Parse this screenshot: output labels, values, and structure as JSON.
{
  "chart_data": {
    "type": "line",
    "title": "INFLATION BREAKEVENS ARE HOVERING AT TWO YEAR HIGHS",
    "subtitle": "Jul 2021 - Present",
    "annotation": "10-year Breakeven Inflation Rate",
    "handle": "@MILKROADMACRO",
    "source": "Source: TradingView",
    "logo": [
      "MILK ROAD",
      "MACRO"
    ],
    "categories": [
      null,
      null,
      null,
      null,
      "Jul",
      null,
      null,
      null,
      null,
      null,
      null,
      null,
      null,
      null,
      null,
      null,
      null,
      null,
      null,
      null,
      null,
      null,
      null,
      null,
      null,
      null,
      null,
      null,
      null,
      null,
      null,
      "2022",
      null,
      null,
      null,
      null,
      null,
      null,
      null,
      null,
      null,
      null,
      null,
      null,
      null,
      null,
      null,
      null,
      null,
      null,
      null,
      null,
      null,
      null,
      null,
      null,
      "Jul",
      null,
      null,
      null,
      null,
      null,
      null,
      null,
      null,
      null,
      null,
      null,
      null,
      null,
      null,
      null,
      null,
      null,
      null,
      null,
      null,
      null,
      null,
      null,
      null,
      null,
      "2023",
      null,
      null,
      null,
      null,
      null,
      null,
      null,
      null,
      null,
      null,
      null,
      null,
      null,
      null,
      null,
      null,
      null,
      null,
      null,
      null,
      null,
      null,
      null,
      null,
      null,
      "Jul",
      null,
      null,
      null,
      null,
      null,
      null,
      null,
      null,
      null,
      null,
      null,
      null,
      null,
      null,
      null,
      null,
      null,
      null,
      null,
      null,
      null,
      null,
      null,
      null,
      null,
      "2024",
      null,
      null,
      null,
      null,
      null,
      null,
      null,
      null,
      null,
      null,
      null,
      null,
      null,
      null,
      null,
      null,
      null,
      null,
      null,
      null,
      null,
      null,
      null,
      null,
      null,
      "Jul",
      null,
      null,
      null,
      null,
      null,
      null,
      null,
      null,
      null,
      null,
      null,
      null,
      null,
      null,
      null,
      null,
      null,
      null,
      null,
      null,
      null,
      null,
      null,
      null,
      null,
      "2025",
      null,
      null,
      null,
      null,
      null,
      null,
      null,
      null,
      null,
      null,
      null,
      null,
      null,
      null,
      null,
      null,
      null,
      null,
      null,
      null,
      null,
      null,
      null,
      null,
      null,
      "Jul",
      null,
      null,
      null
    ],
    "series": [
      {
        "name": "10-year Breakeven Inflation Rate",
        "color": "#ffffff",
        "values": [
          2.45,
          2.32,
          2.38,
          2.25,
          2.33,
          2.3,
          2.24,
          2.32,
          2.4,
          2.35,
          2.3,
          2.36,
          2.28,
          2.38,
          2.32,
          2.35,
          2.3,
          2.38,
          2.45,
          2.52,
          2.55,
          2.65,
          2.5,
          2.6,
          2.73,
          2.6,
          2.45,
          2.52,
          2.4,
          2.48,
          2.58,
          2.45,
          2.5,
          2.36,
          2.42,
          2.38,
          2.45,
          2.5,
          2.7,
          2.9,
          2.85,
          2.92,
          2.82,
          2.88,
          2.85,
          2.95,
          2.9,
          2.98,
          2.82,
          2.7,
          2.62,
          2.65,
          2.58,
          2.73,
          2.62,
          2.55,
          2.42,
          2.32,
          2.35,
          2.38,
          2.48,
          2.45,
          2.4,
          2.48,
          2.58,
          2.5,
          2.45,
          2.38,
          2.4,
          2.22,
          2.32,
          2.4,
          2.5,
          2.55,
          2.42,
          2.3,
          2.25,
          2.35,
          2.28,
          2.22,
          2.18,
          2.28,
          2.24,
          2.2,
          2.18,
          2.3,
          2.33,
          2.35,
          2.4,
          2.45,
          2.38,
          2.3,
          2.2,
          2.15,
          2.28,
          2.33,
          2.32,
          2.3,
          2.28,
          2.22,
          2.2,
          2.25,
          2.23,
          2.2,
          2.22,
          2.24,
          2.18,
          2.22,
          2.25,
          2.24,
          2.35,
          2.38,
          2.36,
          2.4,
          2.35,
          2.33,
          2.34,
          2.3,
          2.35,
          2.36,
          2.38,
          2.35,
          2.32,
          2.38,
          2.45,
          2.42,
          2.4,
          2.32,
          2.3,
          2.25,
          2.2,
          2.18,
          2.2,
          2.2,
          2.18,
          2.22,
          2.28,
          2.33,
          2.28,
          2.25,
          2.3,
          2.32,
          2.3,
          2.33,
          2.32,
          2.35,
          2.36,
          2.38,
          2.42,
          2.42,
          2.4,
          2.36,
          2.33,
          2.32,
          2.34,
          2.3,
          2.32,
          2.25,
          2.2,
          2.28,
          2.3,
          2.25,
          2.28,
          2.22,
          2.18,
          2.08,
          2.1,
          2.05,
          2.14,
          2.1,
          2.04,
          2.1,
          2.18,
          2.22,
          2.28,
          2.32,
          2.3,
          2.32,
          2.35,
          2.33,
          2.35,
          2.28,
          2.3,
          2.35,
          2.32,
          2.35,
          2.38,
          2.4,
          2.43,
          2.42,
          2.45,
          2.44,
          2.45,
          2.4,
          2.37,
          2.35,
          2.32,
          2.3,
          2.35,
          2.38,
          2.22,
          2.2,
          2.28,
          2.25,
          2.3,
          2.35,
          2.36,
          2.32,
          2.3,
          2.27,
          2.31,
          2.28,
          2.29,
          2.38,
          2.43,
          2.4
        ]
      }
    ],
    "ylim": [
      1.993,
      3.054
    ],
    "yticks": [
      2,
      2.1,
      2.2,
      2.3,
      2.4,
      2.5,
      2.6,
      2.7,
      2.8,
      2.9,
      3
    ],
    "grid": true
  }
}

_ _ _ _ _ _ _

JOB:
Write out the records above again, keeping each one identical to the original.

SOLUTION FOR THIS PROBLEM:
Parse this screenshot: output labels, values, and structure as JSON.
{
  "chart_data": {
    "type": "line",
    "title": "INFLATION BREAKEVENS ARE HOVERING AT TWO YEAR HIGHS",
    "subtitle": "Jul 2021 - Present",
    "annotation": "10-year Breakeven Inflation Rate",
    "handle": "@MILKROADMACRO",
    "source": "Source: TradingView",
    "logo": [
      "MILK ROAD",
      "MACRO"
    ],
    "categories": [
      null,
      null,
      null,
      null,
      "Jul",
      null,
      null,
      null,
      null,
      null,
      null,
      null,
      null,
      null,
      null,
      null,
      null,
      null,
      null,
      null,
      null,
      null,
      null,
      null,
      null,
      null,
      null,
      null,
      null,
      null,
      null,
      "2022",
      null,
      null,
      null,
      null,
      null,
      null,
      null,
      null,
      null,
      null,
      null,
      null,
      null,
      null,
      null,
      null,
      null,
      null,
      null,
      null,
      null,
      null,
      null,
      null,
      "Jul",
      null,
      null,
      null,
      null,
      null,
      null,
      null,
      null,
      null,
      null,
      null,
      null,
      null,
      null,
      null,
      null,
      null,
      null,
      null,
      null,
      null,
      null,
      null,
      null,
      null,
      "2023",
      null,
      null,
      null,
      null,
      null,
      null,
      null,
      null,
      null,
      null,
      null,
      null,
      null,
      null,
      null,
      null,
      null,
      null,
      null,
      null,
      null,
      null,
      null,
      null,
      null,
      "Jul",
      null,
      null,
      null,
      null,
      null,
      null,
      null,
      null,
      null,
      null,
      null,
      null,
      null,
      null,
      null,
      null,
      null,
      null,
      null,
      null,
      null,
      null,
      null,
      null,
      null,
      "2024",
      null,
      null,
      null,
      null,
      null,
      null,
      null,
      null,
      null,
      null,
      null,
      null,
      null,
      null,
      null,
      null,
      null,
      null,
      null,
      null,
      null,
      null,
      null,
      null,
      null,
      "Jul",
      null,
      null,
      null,
      null,
      null,
      null,
      null,
      null,
      null,
      null,
      null,
      null,
      null,
      null,
      null,
      null,
      null,
      null,
      null,
      null,
      null,
      null,
      null,
      null,
      null,
      "2025",
      null,
      null,
      null,
      null,
      null,
      null,
      null,
      null,
      null,
      null,
      null,
      null,
      null,
      null,
      null,
      null,
      null,
      null,
      null,
      null,
      null,
      null,
      null,
      null,
      null,
      "Jul",
      null,
      null,
      null
    ],
    "series": [
      {
        "name": "10-year Breakeven Inflation Rate",
        "color": "#ffffff",
        "values": [
          2.45,
          2.32,
          2.38,
          2.25,
          2.33,
          2.3,
          2.24,
          2.32,
          2.4,
          2.35,
          2.3,
          2.36,
          2.28,
          2.38,
          2.32,
          2.35,
          2.3,
          2.38,
          2.45,
          2.52,
          2.55,
          2.65,
          2.5,
          2.6,
          2.73,
          2.6,
          2.45,
          2.52,
          2.4,
          2.48,
          2.58,
          2.45,
          2.5,
          2.36,
          2.42,
          2.38,
          2.45,
          2.5,
          2.7,
          2.9,
          2.85,
          2.92,
          2.82,
          2.88,
          2.85,
          2.95,
          2.9,
          2.98,
          2.82,
          2.7,
          2.62,
          2.65,
          2.58,
          2.73,
          2.62,
          2.55,
          2.42,
          2.32,
          2.35,
          2.38,
          2.48,
          2.45,
          2.4,
          2.48,
          2.58,
          2.5,
          2.45,
          2.38,
          2.4,
          2.22,
          2.32,
          2.4,
          2.5,
          2.55,
          2.42,
          2.3,
          2.25,
          2.35,
          2.28,
          2.22,
          2.18,
          2.28,
          2.24,
          2.2,
          2.18,
          2.3,
          2.33,
          2.35,
          2.4,
          2.45,
          2.38,
          2.3,
          2.2,
          2.15,
          2.28,
          2.33,
          2.32,
          2.3,
          2.28,
          2.22,
          2.2,
          2.25,
          2.23,
          2.2,
          2.22,
          2.24,
          2.18,
          2.22,
          2.25,
          2.24,
          2.35,
          2.38,
          2.36,
          2.4,
          2.35,
          2.33,
          2.34,
          2.3,
          2.35,
          2.36,
          2.38,
          2.35,
          2.32,
          2.38,
          2.45,
          2.42,
          2.4,
          2.32,
          2.3,
          2.25,
          2.2,
          2.18,
          2.2,
          2.2,
          2.18,
          2.22,
          2.28,
          2.33,
          2.28,
          2.25,
          2.3,
          2.32,
          2.3,
          2.33,
          2.32,
          2.35,
          2.36,
          2.38,
          2.42,
          2.42,
          2.4,
          2.36,
          2.33,
          2.32,
          2.34,
          2.3,
          2.32,
          2.25,
          2.2,
          2.28,
          2.3,
          2.25,
          2.28,
          2.22,
          2.18,
          2.08,
          2.1,
          2.05,
          2.14,
          2.1,
          2.04,
          2.1,
          2.18,
          2.22,
          2.28,
          2.32,
          2.3,
          2.32,
          2.35,
          2.33,
          2.35,
          2.28,
          2.3,
          2.35,
          2.32,
          2.35,
          2.38,
          2.4,
          2.43,
          2.42,
          2.45,
          2.44,
          2.45,
          2.4,
          2.37,
          2.35,
          2.32,
          2.3,
          2.35,
          2.38,
          2.22,
          2.2,
          2.28,
          2.25,
          2.3,
          2.35,
          2.36,
          2.32,
          2.3,
          2.27,
          2.31,
          2.28,
          2.29,
          2.38,
          2.43,
          2.4
        ]
      }
    ],
    "ylim": [
      1.993,
      3.054
    ],
    "yticks": [
      2,
      2.1,
      2.2,
      2.3,
      2.4,
      2.5,
      2.6,
      2.7,
      2.8,
      2.9,
      3
    ],
    "grid": true
  }
}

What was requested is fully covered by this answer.